*** RECORD EXCERPTS ***
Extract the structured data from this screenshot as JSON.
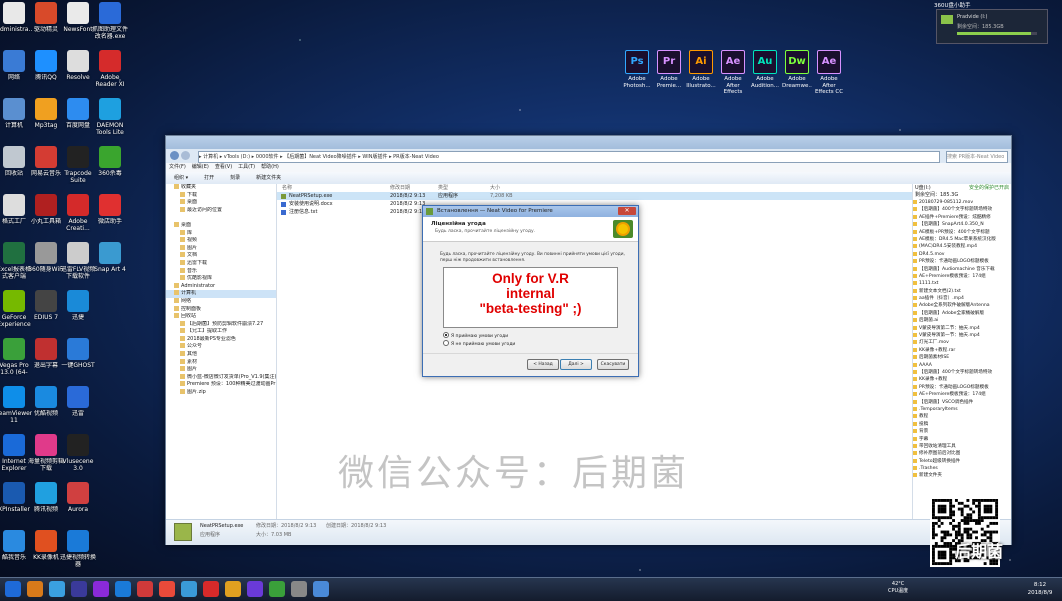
{
  "desktop_icons": [
    {
      "label": "Administra...",
      "color": "#e8e8e8"
    },
    {
      "label": "驱动精灵",
      "color": "#d84a2a"
    },
    {
      "label": "NewsFont",
      "color": "#eaeaea"
    },
    {
      "label": "抓图助理文件改名器.exe",
      "color": "#2a6ad8"
    },
    {
      "label": "网络",
      "color": "#3a7bd5"
    },
    {
      "label": "腾讯QQ",
      "color": "#1e90ff"
    },
    {
      "label": "Resolve",
      "color": "#ddd"
    },
    {
      "label": "Adobe Reader XI",
      "color": "#d52b2b"
    },
    {
      "label": "计算机",
      "color": "#5a8fd0"
    },
    {
      "label": "Mp3tag",
      "color": "#f0a020"
    },
    {
      "label": "百度网盘",
      "color": "#2d8cf0"
    },
    {
      "label": "DAEMON Tools Lite",
      "color": "#1ea0e0"
    },
    {
      "label": "回收站",
      "color": "#c0c8d0"
    },
    {
      "label": "网易云音乐",
      "color": "#d43c33"
    },
    {
      "label": "Trapcode Suite 12.1...",
      "color": "#222"
    },
    {
      "label": "360杀毒",
      "color": "#3aa52e"
    },
    {
      "label": "格式工厂",
      "color": "#ddd"
    },
    {
      "label": "小丸工具箱",
      "color": "#b02020"
    },
    {
      "label": "Adobe Creati...",
      "color": "#d42a2a"
    },
    {
      "label": "微店助手",
      "color": "#e03030"
    },
    {
      "label": "Excel报表格式客户端",
      "color": "#207040"
    },
    {
      "label": "360随身WiFi",
      "color": "#999"
    },
    {
      "label": "迅雷FLV视频下载软件",
      "color": "#ccc"
    },
    {
      "label": "Snap Art 4",
      "color": "#3a9ad0"
    },
    {
      "label": "GeForce Experience",
      "color": "#76b900"
    },
    {
      "label": "EDIUS 7",
      "color": "#444"
    },
    {
      "label": "迅捷",
      "color": "#1a8ad8"
    },
    {
      "label": "Vegas Pro 13.0 (64-bit)",
      "color": "#3aa03a"
    },
    {
      "label": "退出字幕",
      "color": "#c03030"
    },
    {
      "label": "一键GHOST",
      "color": "#2a7ad8"
    },
    {
      "label": "TeamViewer 11",
      "color": "#0e8ee9"
    },
    {
      "label": "优酷视频",
      "color": "#1a8ae0"
    },
    {
      "label": "迅雷",
      "color": "#2a6ad8"
    },
    {
      "label": "Internet Explorer",
      "color": "#1a6ad8"
    },
    {
      "label": "海量视频剪辑下载",
      "color": "#e03a8a"
    },
    {
      "label": "Vlusecene 3.0",
      "color": "#222"
    },
    {
      "label": "XPInstaller",
      "color": "#1a5ab0"
    },
    {
      "label": "腾讯视频",
      "color": "#20a0e0"
    },
    {
      "label": "Aurora",
      "color": "#d04040"
    },
    {
      "label": "酷我音乐",
      "color": "#2a8ae0"
    },
    {
      "label": "KK录像机",
      "color": "#e05020"
    },
    {
      "label": "迅捷视频转换器",
      "color": "#1a7ad8"
    }
  ],
  "adobe_icons": [
    {
      "abbr": "Ps",
      "label": "Adobe Photosh...",
      "color": "#31a8ff"
    },
    {
      "abbr": "Pr",
      "label": "Adobe Premie...",
      "color": "#d791ff"
    },
    {
      "abbr": "Ai",
      "label": "Adobe Illustrato...",
      "color": "#ff9a00"
    },
    {
      "abbr": "Ae",
      "label": "Adobe After Effects CC...",
      "color": "#d791ff"
    },
    {
      "abbr": "Au",
      "label": "Adobe Audition...",
      "color": "#00e4bb"
    },
    {
      "abbr": "Dw",
      "label": "Adobe Dreamwe...",
      "color": "#7cff3c"
    },
    {
      "abbr": "Ae",
      "label": "Adobe After Effects CC 2017",
      "color": "#d791ff"
    }
  ],
  "widget": {
    "title": "360U盘小助手",
    "drive": "Pradvide (I:)",
    "space": "剩余空间：185.3GB"
  },
  "explorer": {
    "address": "▸ 计算机 ▸ vTools (D:) ▸ 0000软件 ▸ 【后期菌】Neat Video降噪插件 ▸ WIN版插件 ▸ PR版本-Neat Video",
    "search": "搜索 PR版本-Neat Video",
    "menu": [
      "文件(F)",
      "编辑(E)",
      "查看(V)",
      "工具(T)",
      "帮助(H)"
    ],
    "toolbar": [
      "组织 ▾",
      "打开",
      "刻录",
      "新建文件夹"
    ],
    "nav": [
      "收藏夹",
      "下载",
      "桌面",
      "最近访问的位置",
      "",
      "桌面",
      "库",
      "视频",
      "图片",
      "文档",
      "迅雷下载",
      "音乐",
      "优酷影视库",
      "Administrator",
      "计算机",
      "网络",
      "控制面板",
      "回收站",
      "【后期菌】预防剪辑软件崩溃7.27",
      "【兄工】提取工作",
      "2018最新PS专业滤色",
      "公众号",
      "其他",
      "素材",
      "图片",
      "微小蓝-微店微订发货单(Pro_V1.9(集汪)",
      "Premiere 预设：100种精美过渡动画Pr",
      "图片.zip"
    ],
    "columns": {
      "name": "名称",
      "date": "修改日期",
      "type": "类型",
      "size": "大小"
    },
    "files": [
      {
        "name": "NeatPRSetup.exe",
        "date": "2018/8/2 9:13",
        "type": "应用程序",
        "size": "7,208 KB"
      },
      {
        "name": "安装使用说明.docx",
        "date": "2018/8/2 9:13",
        "type": "",
        "size": ""
      },
      {
        "name": "注册信息.txt",
        "date": "2018/8/2 9:13",
        "type": "",
        "size": ""
      }
    ],
    "right_header": "U盘(I:)",
    "right_link": "安全的保护已开启",
    "right_space": "剩余空间：185.3G",
    "right_items": [
      "20180729-085112.mov",
      "【后期菌】400个文字标题转场特效",
      "AE插件+Premiere预设：炫酷精修",
      "【后期菌】SnapArt4.0.350_N",
      "AE模板+PR预设：400个文字标题",
      "AE模板：DR4.5 Mac苹果系统汉化版",
      "(MAC)DR4.5安装教程.mp4",
      "DR4.5.mov",
      "PR预设：卡通动画LOGO标题模板",
      "【后期菌】Audiomachine 音乐下载",
      "AE+Premiere模板预设：174组",
      "1111.txt",
      "新建文本文档(2).txt",
      "aa插件（抖音）.mp4",
      "Adobe全系列软件破解版Antenna",
      "【后期菌】Adobe全家桶破解版",
      "后期菌.ai",
      "V蒙皮导演第二节：抽天.mp4",
      "V蒙皮导演第一节：抽天.mp4",
      "灯光工厂.mov",
      "KK录像+教程.rar",
      "后期菌素材ISE",
      "AAAA",
      "【后期菌】400个文字标题转场特效",
      "KK录像+教程",
      "PR预设：卡通动画LOGO标题模板",
      "AE+Premiere模板预设：174组",
      "【后期菌】VSCO调色插件",
      ".TemporaryItems",
      "教程",
      "投稿",
      "背景",
      "字幕",
      "带回收站清理工具",
      "修补原图前后对比图",
      "Teleto超级转换插件",
      ".Trashes",
      "新建文件夹"
    ],
    "details": {
      "name": "NeatPRSetup.exe",
      "modified": "修改日期：2018/8/2 9:13",
      "created": "创建日期：2018/8/2 9:13",
      "type": "应用程序",
      "size": "大小：7.03 MB"
    }
  },
  "dialog": {
    "title": "Встановлення — Neat Video for Premiere",
    "close": "✕",
    "heading": "Ліцензійна угода",
    "subheading": "Будь ласка, прочитайте ліцензійну угоду.",
    "intro": "Будь ласка, прочитайте ліцензійну угоду. Ви повинні прийняти умови цієї угоди, перш ніж продовжити встановлення.",
    "license_lines": [
      "Only for V.R",
      "internal",
      "\"beta-testing\" ;)"
    ],
    "radio_accept": "Я приймаю умови угоди",
    "radio_decline": "Я не приймаю умови угоди",
    "btn_back": "< Назад",
    "btn_next": "Далі >",
    "btn_cancel": "Скасувати"
  },
  "watermark": "微信公众号：后期菌",
  "qr_brand": "后期菌",
  "tray": {
    "temp": "42°C",
    "cpu": "CPU温度",
    "time": "8:12",
    "date": "2018/8/9"
  }
}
***
Reply with one number: the count of lines in the entries that include the word "ліцензійну".

2